• **TASK TO COMPLETE**
Omit every picture, then give all the entries again exactly.
# Start of TASK INPUT
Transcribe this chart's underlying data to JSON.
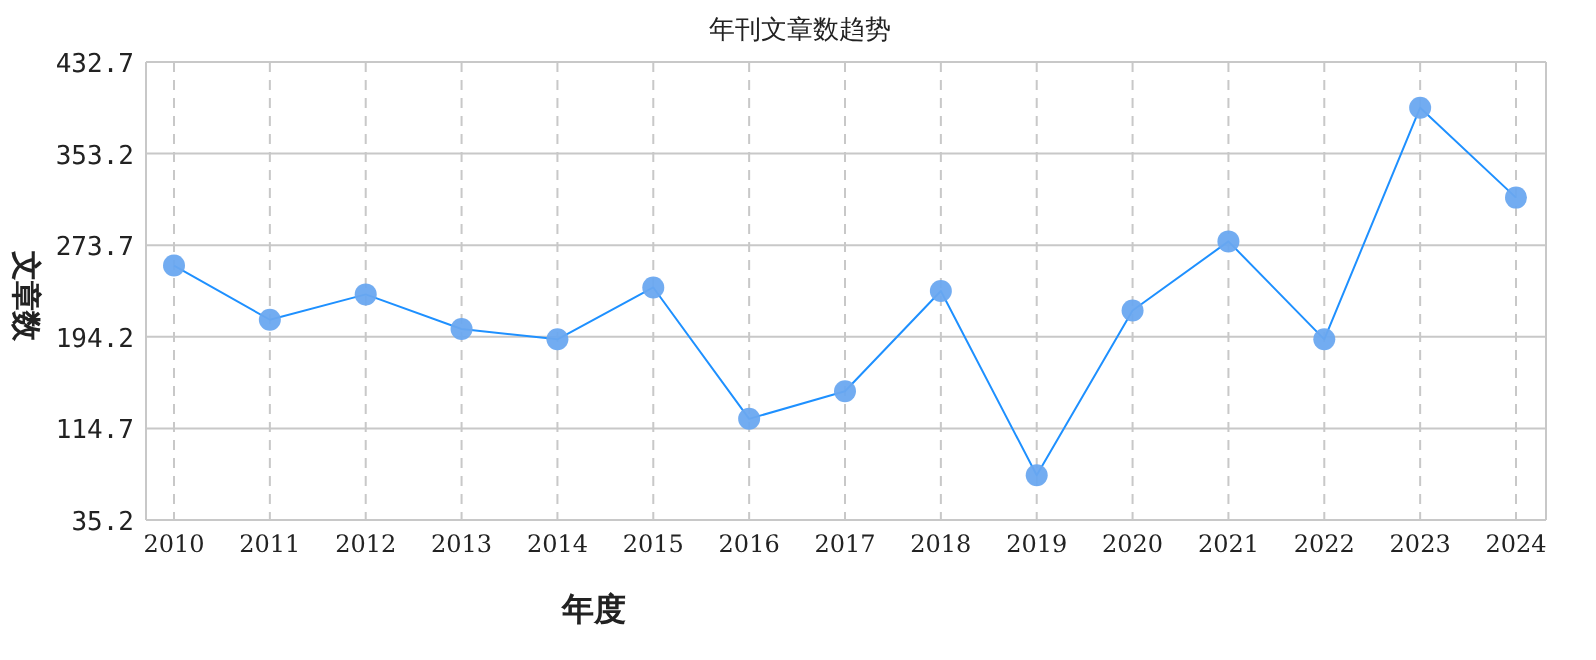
{
  "chart_data": {
    "type": "line",
    "title": "年刊文章数趋势",
    "xlabel": "年度",
    "ylabel": "文章数",
    "categories": [
      "2010",
      "2011",
      "2012",
      "2013",
      "2014",
      "2015",
      "2016",
      "2017",
      "2018",
      "2019",
      "2020",
      "2021",
      "2022",
      "2023",
      "2024"
    ],
    "series": [
      {
        "color": "#1e90ff",
        "values": [
          256,
          209,
          231,
          201,
          192,
          237,
          123,
          147,
          234,
          74,
          217,
          277,
          192,
          393,
          315
        ]
      }
    ],
    "ylim": [
      35.2,
      432.7
    ],
    "yticks": [
      35.2,
      114.7,
      194.2,
      273.7,
      353.2,
      432.7
    ],
    "grid": true,
    "marker": "circle",
    "line_style": "solid"
  }
}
# End of TASK INPUT
• **REPLY TO THE TASK**
Transcribe this chart's underlying data to JSON.
{
  "chart_data": {
    "type": "line",
    "title": "年刊文章数趋势",
    "xlabel": "年度",
    "ylabel": "文章数",
    "categories": [
      "2010",
      "2011",
      "2012",
      "2013",
      "2014",
      "2015",
      "2016",
      "2017",
      "2018",
      "2019",
      "2020",
      "2021",
      "2022",
      "2023",
      "2024"
    ],
    "series": [
      {
        "color": "#1e90ff",
        "values": [
          256,
          209,
          231,
          201,
          192,
          237,
          123,
          147,
          234,
          74,
          217,
          277,
          192,
          393,
          315
        ]
      }
    ],
    "ylim": [
      35.2,
      432.7
    ],
    "yticks": [
      35.2,
      114.7,
      194.2,
      273.7,
      353.2,
      432.7
    ],
    "grid": true,
    "marker": "circle",
    "line_style": "solid"
  }
}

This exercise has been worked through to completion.